## START EXTRACTED MATERIAL

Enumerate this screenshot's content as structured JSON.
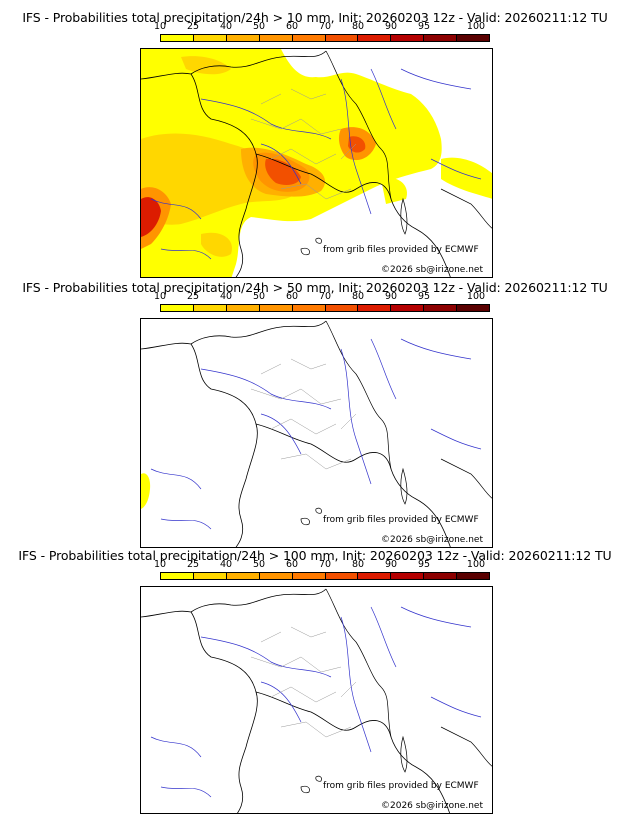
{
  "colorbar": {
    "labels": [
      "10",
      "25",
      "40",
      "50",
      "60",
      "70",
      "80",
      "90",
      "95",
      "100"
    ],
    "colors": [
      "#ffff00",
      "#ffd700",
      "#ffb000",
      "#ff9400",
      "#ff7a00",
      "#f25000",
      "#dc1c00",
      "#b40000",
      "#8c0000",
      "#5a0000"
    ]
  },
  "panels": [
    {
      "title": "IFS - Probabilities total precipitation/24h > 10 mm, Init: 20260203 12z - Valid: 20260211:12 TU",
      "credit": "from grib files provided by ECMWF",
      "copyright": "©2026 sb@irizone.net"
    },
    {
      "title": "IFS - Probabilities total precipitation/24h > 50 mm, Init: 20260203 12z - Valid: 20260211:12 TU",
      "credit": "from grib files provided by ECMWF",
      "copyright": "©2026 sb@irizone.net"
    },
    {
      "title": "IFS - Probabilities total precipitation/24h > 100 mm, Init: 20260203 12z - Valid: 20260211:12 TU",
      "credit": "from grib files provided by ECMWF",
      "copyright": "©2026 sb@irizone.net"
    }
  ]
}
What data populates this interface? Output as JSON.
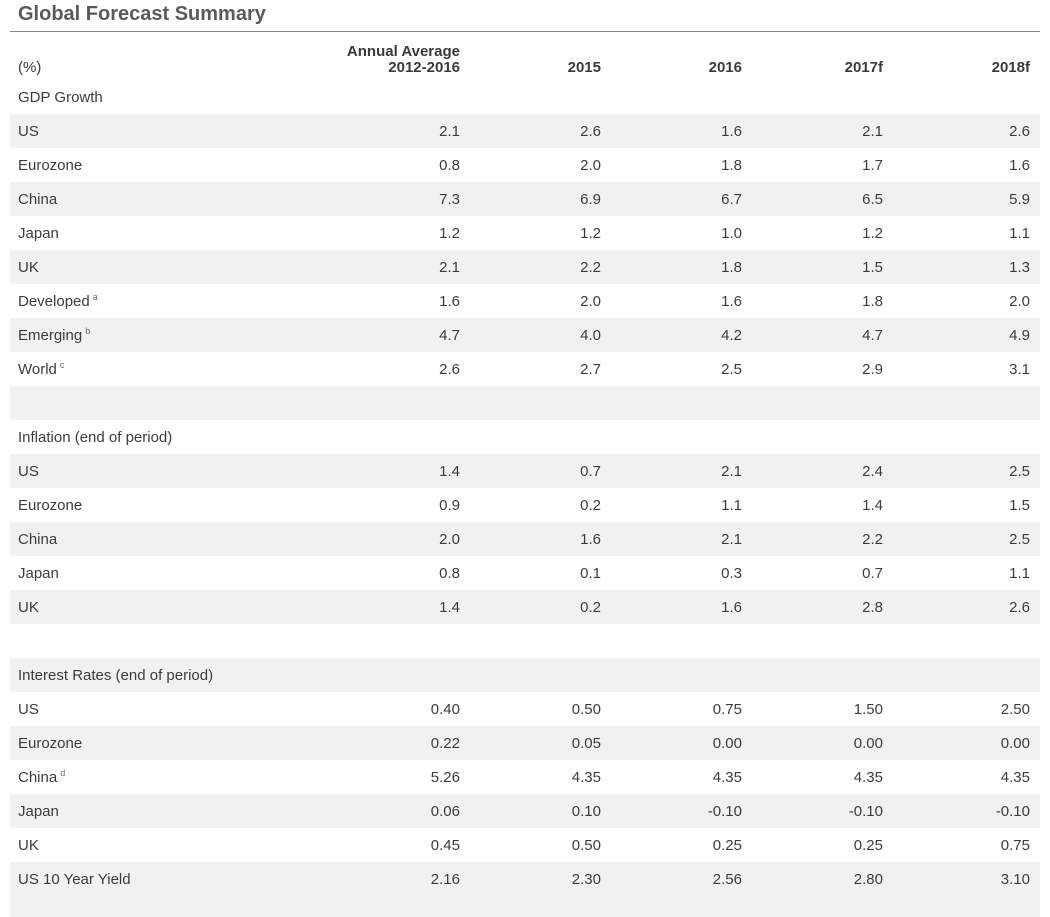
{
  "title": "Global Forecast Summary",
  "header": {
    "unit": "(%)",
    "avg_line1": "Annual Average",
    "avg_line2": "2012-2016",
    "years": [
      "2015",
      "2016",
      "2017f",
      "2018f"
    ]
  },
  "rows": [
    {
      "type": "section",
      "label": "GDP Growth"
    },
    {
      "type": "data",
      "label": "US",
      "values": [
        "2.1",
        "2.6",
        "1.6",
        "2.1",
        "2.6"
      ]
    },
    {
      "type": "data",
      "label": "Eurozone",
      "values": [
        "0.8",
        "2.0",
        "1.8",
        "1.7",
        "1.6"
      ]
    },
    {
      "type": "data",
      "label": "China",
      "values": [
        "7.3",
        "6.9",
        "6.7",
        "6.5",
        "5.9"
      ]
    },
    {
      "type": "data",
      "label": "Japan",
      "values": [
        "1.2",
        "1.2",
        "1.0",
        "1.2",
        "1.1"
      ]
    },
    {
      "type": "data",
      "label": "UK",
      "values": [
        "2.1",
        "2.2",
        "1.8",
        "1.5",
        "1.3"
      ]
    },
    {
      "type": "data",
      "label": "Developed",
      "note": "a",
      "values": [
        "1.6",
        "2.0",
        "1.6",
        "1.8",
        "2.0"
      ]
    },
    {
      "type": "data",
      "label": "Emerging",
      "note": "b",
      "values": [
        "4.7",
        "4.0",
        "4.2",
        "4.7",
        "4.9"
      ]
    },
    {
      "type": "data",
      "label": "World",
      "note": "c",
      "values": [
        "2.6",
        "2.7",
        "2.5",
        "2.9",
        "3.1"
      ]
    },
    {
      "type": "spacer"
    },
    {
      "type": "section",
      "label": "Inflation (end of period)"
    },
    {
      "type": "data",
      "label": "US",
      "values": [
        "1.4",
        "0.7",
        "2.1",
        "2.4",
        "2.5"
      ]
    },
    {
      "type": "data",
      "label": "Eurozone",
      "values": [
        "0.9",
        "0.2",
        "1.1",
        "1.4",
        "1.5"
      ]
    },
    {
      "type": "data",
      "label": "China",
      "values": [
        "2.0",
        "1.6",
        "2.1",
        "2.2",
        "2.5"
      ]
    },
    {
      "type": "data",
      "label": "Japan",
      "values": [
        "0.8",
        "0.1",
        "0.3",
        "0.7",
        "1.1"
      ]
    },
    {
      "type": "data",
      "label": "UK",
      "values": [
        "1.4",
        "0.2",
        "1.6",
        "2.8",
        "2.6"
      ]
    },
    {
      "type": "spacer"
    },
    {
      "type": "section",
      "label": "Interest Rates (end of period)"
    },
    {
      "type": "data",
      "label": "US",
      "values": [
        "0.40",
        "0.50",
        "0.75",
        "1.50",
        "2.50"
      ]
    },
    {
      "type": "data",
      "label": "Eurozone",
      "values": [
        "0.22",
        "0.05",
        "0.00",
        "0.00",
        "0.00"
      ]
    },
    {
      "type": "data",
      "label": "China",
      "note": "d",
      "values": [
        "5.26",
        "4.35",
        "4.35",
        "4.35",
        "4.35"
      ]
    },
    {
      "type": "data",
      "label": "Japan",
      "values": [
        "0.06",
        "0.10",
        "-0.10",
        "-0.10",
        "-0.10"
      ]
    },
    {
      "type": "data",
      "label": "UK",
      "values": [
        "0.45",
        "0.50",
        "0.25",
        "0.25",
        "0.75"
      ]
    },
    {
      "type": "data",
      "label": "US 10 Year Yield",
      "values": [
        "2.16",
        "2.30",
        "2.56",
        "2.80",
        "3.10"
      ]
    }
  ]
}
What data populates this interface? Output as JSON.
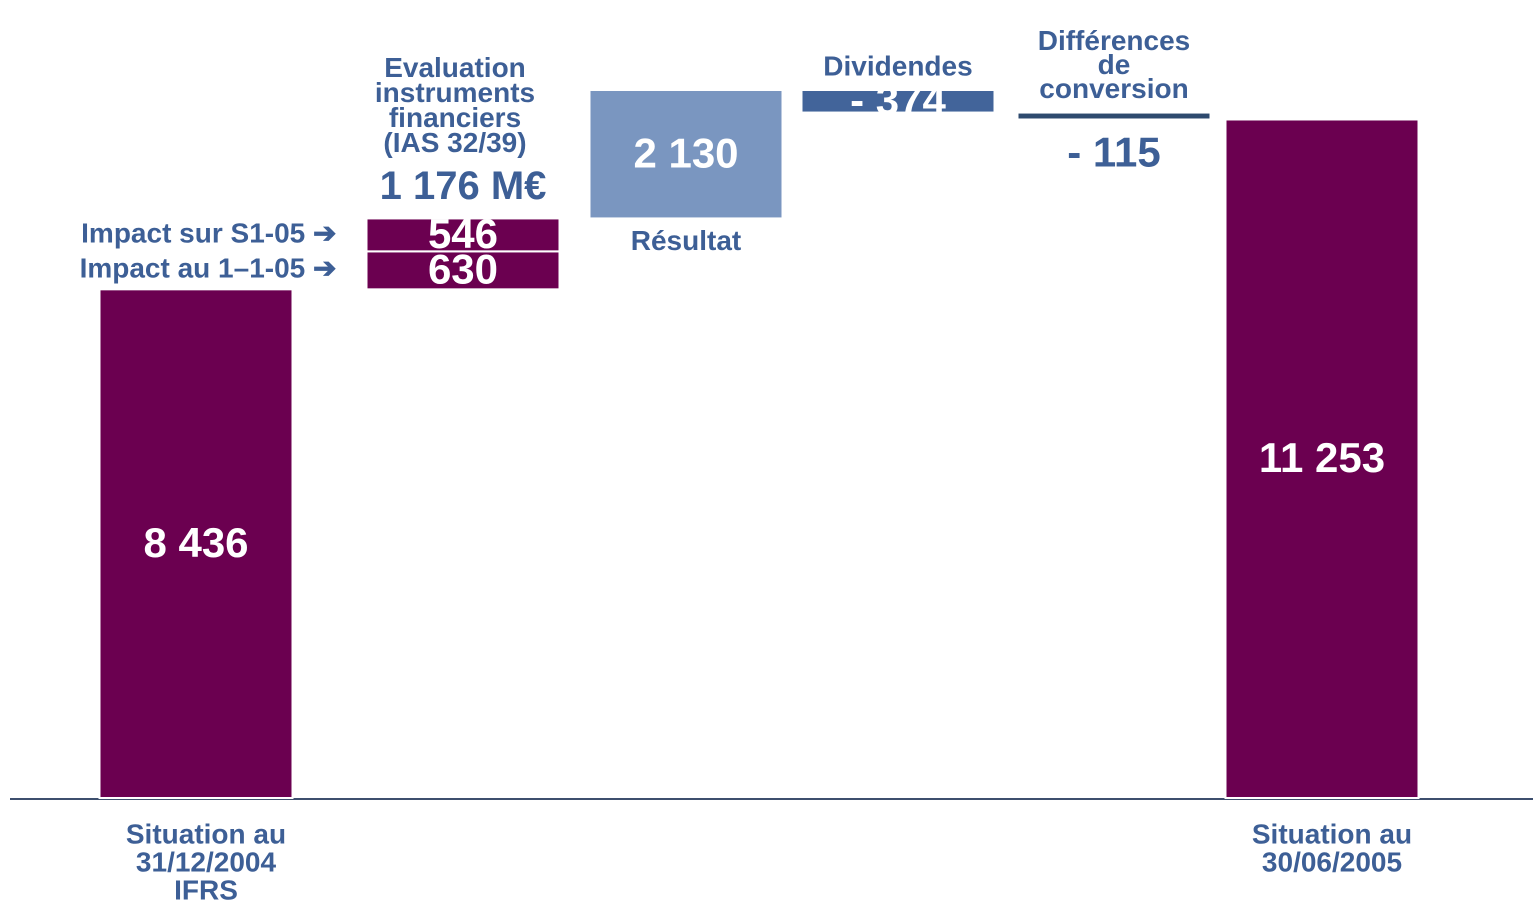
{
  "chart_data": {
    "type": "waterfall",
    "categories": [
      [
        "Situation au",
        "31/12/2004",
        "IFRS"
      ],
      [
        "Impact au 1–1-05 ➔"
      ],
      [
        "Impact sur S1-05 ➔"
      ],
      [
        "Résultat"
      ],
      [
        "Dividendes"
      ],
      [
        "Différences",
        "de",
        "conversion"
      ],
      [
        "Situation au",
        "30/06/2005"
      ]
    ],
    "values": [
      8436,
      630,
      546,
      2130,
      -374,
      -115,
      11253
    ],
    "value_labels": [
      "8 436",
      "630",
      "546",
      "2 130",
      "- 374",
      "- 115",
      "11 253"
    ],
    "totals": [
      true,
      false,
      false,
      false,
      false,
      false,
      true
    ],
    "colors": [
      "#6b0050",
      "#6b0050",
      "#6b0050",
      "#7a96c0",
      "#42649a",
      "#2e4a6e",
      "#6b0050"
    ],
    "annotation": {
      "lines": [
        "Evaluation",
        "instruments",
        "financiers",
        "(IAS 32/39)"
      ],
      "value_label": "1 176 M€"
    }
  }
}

## END EXTRACTED MATERIAL

EXERCISE TASK
Pictures are to be left out; all else in the entries above is to be quoted exactly.

OUTPUT FOR THIS EXERCISE
Enumerate this screenshot's content as structured JSON.
{
  "colorbar": {
    "labels": [
      "10",
      "25",
      "40",
      "50",
      "60",
      "70",
      "80",
      "90",
      "95",
      "100"
    ],
    "colors": [
      "#ffff00",
      "#ffd700",
      "#ffb000",
      "#ff9400",
      "#ff7a00",
      "#f25000",
      "#dc1c00",
      "#b40000",
      "#8c0000",
      "#5a0000"
    ]
  },
  "panels": [
    {
      "title": "IFS - Probabilities total precipitation/24h > 10 mm, Init: 20260203 12z - Valid: 20260211:12 TU",
      "credit": "from grib files provided by ECMWF",
      "copyright": "©2026 sb@irizone.net"
    },
    {
      "title": "IFS - Probabilities total precipitation/24h > 50 mm, Init: 20260203 12z - Valid: 20260211:12 TU",
      "credit": "from grib files provided by ECMWF",
      "copyright": "©2026 sb@irizone.net"
    },
    {
      "title": "IFS - Probabilities total precipitation/24h > 100 mm, Init: 20260203 12z - Valid: 20260211:12 TU",
      "credit": "from grib files provided by ECMWF",
      "copyright": "©2026 sb@irizone.net"
    }
  ]
}
What data populates this interface? Output as JSON.
{
  "title": "Global Forecast Summary",
  "header": {
    "unit": "(%)",
    "avg_line1": "Annual Average",
    "avg_line2": "2012-2016",
    "years": [
      "2015",
      "2016",
      "2017f",
      "2018f"
    ]
  },
  "rows": [
    {
      "type": "section",
      "label": "GDP Growth"
    },
    {
      "type": "data",
      "label": "US",
      "values": [
        "2.1",
        "2.6",
        "1.6",
        "2.1",
        "2.6"
      ]
    },
    {
      "type": "data",
      "label": "Eurozone",
      "values": [
        "0.8",
        "2.0",
        "1.8",
        "1.7",
        "1.6"
      ]
    },
    {
      "type": "data",
      "label": "China",
      "values": [
        "7.3",
        "6.9",
        "6.7",
        "6.5",
        "5.9"
      ]
    },
    {
      "type": "data",
      "label": "Japan",
      "values": [
        "1.2",
        "1.2",
        "1.0",
        "1.2",
        "1.1"
      ]
    },
    {
      "type": "data",
      "label": "UK",
      "values": [
        "2.1",
        "2.2",
        "1.8",
        "1.5",
        "1.3"
      ]
    },
    {
      "type": "data",
      "label": "Developed",
      "note": "a",
      "values": [
        "1.6",
        "2.0",
        "1.6",
        "1.8",
        "2.0"
      ]
    },
    {
      "type": "data",
      "label": "Emerging",
      "note": "b",
      "values": [
        "4.7",
        "4.0",
        "4.2",
        "4.7",
        "4.9"
      ]
    },
    {
      "type": "data",
      "label": "World",
      "note": "c",
      "values": [
        "2.6",
        "2.7",
        "2.5",
        "2.9",
        "3.1"
      ]
    },
    {
      "type": "spacer"
    },
    {
      "type": "section",
      "label": "Inflation (end of period)"
    },
    {
      "type": "data",
      "label": "US",
      "values": [
        "1.4",
        "0.7",
        "2.1",
        "2.4",
        "2.5"
      ]
    },
    {
      "type": "data",
      "label": "Eurozone",
      "values": [
        "0.9",
        "0.2",
        "1.1",
        "1.4",
        "1.5"
      ]
    },
    {
      "type": "data",
      "label": "China",
      "values": [
        "2.0",
        "1.6",
        "2.1",
        "2.2",
        "2.5"
      ]
    },
    {
      "type": "data",
      "label": "Japan",
      "values": [
        "0.8",
        "0.1",
        "0.3",
        "0.7",
        "1.1"
      ]
    },
    {
      "type": "data",
      "label": "UK",
      "values": [
        "1.4",
        "0.2",
        "1.6",
        "2.8",
        "2.6"
      ]
    },
    {
      "type": "spacer"
    },
    {
      "type": "section",
      "label": "Interest Rates (end of period)"
    },
    {
      "type": "data",
      "label": "US",
      "values": [
        "0.40",
        "0.50",
        "0.75",
        "1.50",
        "2.50"
      ]
    },
    {
      "type": "data",
      "label": "Eurozone",
      "values": [
        "0.22",
        "0.05",
        "0.00",
        "0.00",
        "0.00"
      ]
    },
    {
      "type": "data",
      "label": "China",
      "note": "d",
      "values": [
        "5.26",
        "4.35",
        "4.35",
        "4.35",
        "4.35"
      ]
    },
    {
      "type": "data",
      "label": "Japan",
      "values": [
        "0.06",
        "0.10",
        "-0.10",
        "-0.10",
        "-0.10"
      ]
    },
    {
      "type": "data",
      "label": "UK",
      "values": [
        "0.45",
        "0.50",
        "0.25",
        "0.25",
        "0.75"
      ]
    },
    {
      "type": "data",
      "label": "US 10 Year Yield",
      "values": [
        "2.16",
        "2.30",
        "2.56",
        "2.80",
        "3.10"
      ]
    }
  ]
}
What data populates this interface? Output as JSON.
{
  "chart_data": {
    "type": "waterfall",
    "categories": [
      [
        "Situation au",
        "31/12/2004",
        "IFRS"
      ],
      [
        "Impact au 1–1-05 ➔"
      ],
      [
        "Impact sur S1-05 ➔"
      ],
      [
        "Résultat"
      ],
      [
        "Dividendes"
      ],
      [
        "Différences",
        "de",
        "conversion"
      ],
      [
        "Situation au",
        "30/06/2005"
      ]
    ],
    "values": [
      8436,
      630,
      546,
      2130,
      -374,
      -115,
      11253
    ],
    "value_labels": [
      "8 436",
      "630",
      "546",
      "2 130",
      "- 374",
      "- 115",
      "11 253"
    ],
    "totals": [
      true,
      false,
      false,
      false,
      false,
      false,
      true
    ],
    "colors": [
      "#6b0050",
      "#6b0050",
      "#6b0050",
      "#7a96c0",
      "#42649a",
      "#2e4a6e",
      "#6b0050"
    ],
    "annotation": {
      "lines": [
        "Evaluation",
        "instruments",
        "financiers",
        "(IAS 32/39)"
      ],
      "value_label": "1 176 M€"
    }
  }
}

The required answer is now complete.